[Requirements] The answer is a single number: how many lines hold the string "JSON".

[Data for this task]
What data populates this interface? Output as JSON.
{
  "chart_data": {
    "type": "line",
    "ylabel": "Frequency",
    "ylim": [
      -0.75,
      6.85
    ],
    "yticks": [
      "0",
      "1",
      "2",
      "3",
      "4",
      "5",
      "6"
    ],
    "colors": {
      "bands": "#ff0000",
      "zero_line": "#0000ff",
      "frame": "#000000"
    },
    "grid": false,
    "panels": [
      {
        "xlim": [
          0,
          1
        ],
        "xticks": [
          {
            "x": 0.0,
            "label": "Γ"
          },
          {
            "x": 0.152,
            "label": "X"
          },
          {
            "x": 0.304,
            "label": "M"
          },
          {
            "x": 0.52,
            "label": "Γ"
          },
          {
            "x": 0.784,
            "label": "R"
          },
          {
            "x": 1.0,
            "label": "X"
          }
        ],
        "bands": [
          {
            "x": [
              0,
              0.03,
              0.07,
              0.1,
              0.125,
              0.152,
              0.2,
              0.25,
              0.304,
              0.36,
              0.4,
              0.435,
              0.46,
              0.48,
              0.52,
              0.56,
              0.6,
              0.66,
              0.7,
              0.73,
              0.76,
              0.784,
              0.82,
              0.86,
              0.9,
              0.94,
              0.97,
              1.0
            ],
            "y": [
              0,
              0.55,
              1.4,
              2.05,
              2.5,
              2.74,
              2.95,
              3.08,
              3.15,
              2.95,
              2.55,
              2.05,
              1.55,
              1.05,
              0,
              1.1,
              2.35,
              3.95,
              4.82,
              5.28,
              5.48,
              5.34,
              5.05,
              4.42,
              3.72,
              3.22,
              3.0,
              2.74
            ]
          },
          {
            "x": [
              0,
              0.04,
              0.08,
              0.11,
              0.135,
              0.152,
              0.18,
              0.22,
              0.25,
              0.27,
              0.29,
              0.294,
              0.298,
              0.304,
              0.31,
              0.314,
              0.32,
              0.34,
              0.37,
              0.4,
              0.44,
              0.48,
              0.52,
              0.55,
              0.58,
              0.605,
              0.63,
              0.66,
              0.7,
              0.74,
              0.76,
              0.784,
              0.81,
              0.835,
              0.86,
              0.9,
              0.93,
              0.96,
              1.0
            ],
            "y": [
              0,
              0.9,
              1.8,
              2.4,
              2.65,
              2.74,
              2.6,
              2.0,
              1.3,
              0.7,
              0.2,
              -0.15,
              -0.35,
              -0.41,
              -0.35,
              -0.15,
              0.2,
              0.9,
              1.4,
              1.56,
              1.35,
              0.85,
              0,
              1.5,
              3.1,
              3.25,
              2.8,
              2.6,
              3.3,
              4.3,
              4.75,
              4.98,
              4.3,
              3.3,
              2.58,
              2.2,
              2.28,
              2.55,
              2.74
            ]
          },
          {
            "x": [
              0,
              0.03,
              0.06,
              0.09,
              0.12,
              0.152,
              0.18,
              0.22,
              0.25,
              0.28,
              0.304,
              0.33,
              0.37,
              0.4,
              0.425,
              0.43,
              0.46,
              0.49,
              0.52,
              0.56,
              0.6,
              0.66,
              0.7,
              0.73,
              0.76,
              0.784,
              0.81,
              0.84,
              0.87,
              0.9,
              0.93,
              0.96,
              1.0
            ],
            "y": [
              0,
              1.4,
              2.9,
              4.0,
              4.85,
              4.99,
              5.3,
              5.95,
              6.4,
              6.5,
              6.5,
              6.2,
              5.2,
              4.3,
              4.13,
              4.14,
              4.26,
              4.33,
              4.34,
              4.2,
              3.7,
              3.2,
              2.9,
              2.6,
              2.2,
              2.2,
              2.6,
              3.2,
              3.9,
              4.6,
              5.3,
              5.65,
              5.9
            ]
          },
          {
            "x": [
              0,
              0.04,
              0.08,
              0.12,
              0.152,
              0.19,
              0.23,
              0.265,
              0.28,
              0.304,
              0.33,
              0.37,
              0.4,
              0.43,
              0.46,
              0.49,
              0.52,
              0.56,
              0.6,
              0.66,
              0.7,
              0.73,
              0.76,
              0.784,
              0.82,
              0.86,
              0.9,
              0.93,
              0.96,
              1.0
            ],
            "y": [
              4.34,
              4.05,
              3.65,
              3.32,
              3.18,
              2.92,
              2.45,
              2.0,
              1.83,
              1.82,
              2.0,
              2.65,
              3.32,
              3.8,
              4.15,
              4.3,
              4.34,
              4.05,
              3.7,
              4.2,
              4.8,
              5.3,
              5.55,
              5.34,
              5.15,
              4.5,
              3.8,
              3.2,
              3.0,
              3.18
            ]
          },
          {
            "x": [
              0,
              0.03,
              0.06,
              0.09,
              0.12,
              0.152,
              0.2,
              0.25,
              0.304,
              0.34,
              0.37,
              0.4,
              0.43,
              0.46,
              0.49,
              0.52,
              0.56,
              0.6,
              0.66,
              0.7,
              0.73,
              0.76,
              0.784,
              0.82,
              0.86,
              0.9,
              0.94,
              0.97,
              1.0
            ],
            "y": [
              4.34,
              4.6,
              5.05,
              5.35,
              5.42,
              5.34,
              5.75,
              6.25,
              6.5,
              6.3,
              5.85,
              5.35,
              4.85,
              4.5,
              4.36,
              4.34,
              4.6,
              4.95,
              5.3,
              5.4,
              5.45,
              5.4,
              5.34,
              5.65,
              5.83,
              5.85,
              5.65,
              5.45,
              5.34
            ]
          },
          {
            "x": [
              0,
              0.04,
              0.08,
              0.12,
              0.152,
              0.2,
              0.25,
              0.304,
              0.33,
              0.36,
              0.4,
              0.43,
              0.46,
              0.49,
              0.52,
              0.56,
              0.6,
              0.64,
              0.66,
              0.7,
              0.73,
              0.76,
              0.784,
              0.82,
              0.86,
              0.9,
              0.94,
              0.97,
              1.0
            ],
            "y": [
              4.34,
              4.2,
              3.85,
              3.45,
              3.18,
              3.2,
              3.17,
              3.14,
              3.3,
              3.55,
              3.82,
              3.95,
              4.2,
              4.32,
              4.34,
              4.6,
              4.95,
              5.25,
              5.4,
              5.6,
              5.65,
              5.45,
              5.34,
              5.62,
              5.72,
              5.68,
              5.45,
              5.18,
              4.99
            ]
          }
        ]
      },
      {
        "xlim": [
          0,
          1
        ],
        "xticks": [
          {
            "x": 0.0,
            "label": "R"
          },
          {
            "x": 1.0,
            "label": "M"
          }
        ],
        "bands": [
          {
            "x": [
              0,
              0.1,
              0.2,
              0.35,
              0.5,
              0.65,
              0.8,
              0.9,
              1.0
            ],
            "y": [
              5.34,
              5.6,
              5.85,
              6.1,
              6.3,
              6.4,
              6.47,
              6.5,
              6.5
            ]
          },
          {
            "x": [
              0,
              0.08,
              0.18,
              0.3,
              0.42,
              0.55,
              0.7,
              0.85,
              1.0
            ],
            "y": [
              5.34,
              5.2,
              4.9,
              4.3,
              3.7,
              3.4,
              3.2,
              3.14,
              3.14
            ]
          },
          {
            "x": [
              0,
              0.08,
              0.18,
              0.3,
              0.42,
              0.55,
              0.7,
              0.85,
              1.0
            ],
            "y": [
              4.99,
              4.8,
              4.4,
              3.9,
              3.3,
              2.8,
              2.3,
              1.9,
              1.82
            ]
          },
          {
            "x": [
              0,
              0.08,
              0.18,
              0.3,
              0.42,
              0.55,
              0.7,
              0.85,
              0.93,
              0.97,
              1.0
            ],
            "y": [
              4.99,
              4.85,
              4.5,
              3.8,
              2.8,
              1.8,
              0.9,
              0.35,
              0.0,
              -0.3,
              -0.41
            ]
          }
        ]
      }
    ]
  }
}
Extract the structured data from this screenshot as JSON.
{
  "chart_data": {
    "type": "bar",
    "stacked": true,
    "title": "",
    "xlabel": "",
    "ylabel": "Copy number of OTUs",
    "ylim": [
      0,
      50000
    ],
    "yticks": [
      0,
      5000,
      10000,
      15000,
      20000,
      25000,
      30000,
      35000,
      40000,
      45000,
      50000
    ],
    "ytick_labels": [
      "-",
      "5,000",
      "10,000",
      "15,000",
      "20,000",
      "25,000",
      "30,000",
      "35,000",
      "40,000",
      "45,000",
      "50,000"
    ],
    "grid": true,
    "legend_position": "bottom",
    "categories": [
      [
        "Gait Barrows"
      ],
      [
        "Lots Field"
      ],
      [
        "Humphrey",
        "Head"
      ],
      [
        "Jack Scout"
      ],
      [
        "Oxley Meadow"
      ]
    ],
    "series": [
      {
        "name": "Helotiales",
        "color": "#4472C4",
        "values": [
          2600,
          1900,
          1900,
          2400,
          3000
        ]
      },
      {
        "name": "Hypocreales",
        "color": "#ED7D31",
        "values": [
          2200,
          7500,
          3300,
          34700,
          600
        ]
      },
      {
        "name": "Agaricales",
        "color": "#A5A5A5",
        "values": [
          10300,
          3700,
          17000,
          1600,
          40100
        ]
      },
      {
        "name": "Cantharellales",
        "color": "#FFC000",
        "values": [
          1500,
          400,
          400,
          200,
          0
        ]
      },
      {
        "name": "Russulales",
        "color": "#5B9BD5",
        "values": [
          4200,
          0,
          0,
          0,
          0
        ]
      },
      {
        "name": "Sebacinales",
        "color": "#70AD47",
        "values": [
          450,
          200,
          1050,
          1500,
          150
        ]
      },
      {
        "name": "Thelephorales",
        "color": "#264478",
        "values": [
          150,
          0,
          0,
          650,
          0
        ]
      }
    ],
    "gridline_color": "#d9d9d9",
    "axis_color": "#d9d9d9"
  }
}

[Output below] 2